> **PROBLEM DETAILS**:
Pick out each line in these entries that contains the string "screenshot".

> **Dataset items**:
_____
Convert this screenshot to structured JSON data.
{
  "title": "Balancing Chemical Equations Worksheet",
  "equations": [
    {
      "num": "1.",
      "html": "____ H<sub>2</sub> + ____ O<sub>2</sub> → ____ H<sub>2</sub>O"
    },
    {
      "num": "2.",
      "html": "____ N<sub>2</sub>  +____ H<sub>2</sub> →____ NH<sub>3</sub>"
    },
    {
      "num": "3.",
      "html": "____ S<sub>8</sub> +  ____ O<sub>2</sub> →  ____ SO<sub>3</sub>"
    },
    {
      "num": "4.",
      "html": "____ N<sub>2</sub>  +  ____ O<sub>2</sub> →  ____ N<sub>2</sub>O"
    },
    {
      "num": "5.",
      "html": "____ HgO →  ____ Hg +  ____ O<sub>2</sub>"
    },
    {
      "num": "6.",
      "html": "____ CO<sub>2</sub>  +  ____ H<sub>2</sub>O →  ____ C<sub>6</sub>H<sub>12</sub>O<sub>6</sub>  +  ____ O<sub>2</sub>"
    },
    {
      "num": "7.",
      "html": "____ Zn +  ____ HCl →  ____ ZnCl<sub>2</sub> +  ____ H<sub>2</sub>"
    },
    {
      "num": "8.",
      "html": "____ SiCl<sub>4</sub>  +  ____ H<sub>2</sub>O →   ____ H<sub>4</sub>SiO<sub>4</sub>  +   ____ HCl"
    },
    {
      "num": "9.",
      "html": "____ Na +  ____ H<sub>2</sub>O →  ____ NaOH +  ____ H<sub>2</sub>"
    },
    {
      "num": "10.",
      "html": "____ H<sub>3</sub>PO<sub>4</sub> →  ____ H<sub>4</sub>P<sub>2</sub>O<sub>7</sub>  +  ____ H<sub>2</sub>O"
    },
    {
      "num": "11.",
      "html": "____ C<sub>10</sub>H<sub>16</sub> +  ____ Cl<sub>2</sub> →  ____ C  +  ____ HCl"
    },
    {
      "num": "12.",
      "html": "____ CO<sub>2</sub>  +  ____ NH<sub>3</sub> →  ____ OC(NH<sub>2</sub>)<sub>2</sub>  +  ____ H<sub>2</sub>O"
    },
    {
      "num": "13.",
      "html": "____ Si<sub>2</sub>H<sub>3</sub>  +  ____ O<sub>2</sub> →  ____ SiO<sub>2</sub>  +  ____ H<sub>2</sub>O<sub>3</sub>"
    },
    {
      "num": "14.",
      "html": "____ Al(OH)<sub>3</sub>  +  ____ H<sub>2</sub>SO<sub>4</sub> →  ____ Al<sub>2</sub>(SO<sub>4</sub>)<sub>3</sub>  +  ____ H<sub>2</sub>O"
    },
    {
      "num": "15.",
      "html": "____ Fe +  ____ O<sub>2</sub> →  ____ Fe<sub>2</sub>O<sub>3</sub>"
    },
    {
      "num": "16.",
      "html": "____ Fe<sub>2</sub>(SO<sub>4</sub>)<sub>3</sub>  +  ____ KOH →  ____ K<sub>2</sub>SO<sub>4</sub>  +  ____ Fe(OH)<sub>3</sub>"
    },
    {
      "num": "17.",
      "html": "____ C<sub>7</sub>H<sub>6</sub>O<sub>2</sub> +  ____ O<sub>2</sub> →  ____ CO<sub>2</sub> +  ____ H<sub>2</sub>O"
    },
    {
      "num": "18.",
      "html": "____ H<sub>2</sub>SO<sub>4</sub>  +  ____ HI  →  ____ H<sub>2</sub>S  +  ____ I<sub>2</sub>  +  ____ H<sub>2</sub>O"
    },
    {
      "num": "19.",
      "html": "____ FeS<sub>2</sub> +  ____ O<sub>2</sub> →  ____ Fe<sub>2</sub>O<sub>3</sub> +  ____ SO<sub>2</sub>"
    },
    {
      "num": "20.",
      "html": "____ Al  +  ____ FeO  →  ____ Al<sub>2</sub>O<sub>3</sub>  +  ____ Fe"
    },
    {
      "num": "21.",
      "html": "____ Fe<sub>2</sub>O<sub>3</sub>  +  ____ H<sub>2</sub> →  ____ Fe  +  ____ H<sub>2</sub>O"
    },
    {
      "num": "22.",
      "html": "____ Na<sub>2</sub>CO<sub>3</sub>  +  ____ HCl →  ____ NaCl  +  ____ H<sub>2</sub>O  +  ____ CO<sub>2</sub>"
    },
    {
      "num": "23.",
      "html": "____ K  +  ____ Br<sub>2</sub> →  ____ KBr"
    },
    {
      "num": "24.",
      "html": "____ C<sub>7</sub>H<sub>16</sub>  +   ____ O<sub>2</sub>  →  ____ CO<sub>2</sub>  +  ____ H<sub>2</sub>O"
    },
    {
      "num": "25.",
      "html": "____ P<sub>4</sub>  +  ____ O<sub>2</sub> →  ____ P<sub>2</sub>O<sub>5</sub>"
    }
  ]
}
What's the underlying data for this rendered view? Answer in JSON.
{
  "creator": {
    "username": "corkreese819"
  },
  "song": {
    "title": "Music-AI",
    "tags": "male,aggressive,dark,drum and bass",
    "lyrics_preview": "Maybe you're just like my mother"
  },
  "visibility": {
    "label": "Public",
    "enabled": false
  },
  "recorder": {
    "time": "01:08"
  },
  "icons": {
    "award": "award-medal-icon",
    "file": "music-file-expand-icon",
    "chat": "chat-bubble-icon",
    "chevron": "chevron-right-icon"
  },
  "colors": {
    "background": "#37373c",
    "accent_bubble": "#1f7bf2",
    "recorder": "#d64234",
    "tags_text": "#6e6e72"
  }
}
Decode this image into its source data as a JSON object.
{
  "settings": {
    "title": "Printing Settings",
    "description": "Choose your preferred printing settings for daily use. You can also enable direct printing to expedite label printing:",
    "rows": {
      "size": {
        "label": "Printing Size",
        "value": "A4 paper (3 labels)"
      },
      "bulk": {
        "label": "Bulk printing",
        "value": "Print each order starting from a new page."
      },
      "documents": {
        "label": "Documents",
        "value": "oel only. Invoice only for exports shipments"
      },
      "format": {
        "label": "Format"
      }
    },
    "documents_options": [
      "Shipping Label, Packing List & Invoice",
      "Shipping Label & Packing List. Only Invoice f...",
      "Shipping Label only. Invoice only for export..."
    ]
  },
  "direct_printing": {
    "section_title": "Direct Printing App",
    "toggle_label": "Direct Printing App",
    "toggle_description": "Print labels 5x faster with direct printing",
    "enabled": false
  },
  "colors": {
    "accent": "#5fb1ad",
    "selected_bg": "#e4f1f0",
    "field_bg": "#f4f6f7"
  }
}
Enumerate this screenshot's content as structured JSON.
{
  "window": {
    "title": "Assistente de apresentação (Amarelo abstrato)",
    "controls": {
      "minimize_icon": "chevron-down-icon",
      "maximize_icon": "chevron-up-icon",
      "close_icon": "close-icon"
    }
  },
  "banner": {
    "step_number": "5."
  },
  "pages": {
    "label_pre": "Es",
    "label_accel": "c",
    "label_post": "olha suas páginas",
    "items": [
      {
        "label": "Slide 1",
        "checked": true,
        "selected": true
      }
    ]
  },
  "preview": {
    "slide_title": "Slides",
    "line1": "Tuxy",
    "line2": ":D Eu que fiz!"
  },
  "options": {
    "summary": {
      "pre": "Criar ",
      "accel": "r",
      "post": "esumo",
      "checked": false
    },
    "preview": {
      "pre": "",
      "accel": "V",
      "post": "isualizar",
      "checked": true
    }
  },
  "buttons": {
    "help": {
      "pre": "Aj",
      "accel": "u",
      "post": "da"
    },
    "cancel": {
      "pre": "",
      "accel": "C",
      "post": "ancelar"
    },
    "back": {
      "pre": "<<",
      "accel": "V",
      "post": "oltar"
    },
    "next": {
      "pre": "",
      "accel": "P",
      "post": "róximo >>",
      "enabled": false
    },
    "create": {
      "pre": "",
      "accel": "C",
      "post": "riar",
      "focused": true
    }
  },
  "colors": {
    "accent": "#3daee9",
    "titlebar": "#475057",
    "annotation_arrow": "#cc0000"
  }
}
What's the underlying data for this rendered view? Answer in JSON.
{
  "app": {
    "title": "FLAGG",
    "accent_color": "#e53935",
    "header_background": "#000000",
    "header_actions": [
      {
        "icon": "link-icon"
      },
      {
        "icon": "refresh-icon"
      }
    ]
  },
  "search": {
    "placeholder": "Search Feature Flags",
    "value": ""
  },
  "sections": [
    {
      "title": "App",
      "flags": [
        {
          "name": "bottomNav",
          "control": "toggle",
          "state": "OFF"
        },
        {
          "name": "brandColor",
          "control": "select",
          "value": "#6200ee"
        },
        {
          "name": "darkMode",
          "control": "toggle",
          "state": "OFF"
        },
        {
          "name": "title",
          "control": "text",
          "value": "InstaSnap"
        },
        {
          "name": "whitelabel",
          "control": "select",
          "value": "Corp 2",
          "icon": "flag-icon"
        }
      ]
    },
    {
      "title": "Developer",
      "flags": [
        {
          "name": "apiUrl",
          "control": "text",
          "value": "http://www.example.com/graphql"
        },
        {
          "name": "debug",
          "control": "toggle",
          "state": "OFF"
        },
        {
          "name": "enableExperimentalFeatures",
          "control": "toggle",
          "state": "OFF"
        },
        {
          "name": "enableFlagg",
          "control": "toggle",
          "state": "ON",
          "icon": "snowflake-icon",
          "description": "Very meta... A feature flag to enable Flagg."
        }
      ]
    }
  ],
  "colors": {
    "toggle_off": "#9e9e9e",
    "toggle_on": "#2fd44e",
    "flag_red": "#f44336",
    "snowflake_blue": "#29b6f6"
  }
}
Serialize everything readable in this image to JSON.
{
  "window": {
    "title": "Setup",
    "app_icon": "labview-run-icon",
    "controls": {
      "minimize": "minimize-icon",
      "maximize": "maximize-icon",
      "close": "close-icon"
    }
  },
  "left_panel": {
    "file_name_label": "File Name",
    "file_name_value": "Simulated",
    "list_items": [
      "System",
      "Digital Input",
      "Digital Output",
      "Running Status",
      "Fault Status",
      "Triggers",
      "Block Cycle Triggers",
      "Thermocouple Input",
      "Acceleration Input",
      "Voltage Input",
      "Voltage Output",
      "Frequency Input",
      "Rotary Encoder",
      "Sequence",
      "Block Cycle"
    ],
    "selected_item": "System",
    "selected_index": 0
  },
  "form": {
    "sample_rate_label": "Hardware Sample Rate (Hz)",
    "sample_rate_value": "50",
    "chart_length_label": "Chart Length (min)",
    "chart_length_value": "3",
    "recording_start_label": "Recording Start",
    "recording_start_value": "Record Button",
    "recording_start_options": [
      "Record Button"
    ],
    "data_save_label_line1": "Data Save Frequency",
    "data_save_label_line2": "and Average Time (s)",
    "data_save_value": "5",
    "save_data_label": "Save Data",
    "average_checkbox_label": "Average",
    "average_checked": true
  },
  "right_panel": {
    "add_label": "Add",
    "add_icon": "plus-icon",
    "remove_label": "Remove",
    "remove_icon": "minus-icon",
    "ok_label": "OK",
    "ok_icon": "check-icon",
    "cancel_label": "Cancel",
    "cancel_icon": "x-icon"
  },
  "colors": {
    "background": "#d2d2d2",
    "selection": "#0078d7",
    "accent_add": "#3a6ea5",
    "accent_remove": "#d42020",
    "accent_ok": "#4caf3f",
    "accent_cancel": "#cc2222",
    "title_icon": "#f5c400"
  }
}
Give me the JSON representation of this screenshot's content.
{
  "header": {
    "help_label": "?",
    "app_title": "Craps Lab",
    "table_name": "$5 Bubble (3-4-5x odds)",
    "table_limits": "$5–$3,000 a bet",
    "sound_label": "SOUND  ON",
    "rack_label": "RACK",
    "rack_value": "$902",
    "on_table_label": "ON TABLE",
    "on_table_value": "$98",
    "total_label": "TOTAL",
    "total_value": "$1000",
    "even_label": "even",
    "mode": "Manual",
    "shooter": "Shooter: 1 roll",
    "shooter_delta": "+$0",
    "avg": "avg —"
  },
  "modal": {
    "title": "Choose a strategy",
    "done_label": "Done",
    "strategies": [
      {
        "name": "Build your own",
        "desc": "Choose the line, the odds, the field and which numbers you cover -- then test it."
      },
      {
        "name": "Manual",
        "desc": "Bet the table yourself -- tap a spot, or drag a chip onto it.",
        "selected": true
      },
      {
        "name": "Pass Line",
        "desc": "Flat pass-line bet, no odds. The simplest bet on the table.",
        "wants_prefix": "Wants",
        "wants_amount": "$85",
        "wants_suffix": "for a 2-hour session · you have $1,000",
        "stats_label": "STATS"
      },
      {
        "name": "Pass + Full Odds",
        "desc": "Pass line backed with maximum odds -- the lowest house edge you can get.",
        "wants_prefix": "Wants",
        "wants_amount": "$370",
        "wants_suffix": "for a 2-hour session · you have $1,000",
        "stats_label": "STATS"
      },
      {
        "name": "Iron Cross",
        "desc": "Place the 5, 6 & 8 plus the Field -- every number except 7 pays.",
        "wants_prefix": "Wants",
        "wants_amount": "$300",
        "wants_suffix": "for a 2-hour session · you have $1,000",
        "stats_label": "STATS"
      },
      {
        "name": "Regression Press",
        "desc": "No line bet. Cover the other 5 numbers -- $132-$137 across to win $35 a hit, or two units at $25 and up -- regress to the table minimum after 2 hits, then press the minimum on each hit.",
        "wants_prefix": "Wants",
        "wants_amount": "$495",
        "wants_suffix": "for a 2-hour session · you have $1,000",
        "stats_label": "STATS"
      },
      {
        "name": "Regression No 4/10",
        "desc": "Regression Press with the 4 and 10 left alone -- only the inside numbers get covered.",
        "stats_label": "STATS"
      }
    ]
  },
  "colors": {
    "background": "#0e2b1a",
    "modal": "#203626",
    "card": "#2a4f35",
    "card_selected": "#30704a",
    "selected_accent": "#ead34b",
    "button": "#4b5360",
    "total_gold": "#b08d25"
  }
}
_____
> **TASK OUTPUT**:
Convert this screenshot to structured JSON data.
Enumerate this screenshot's content as structured JSON.
Give me the JSON representation of this screenshot's content.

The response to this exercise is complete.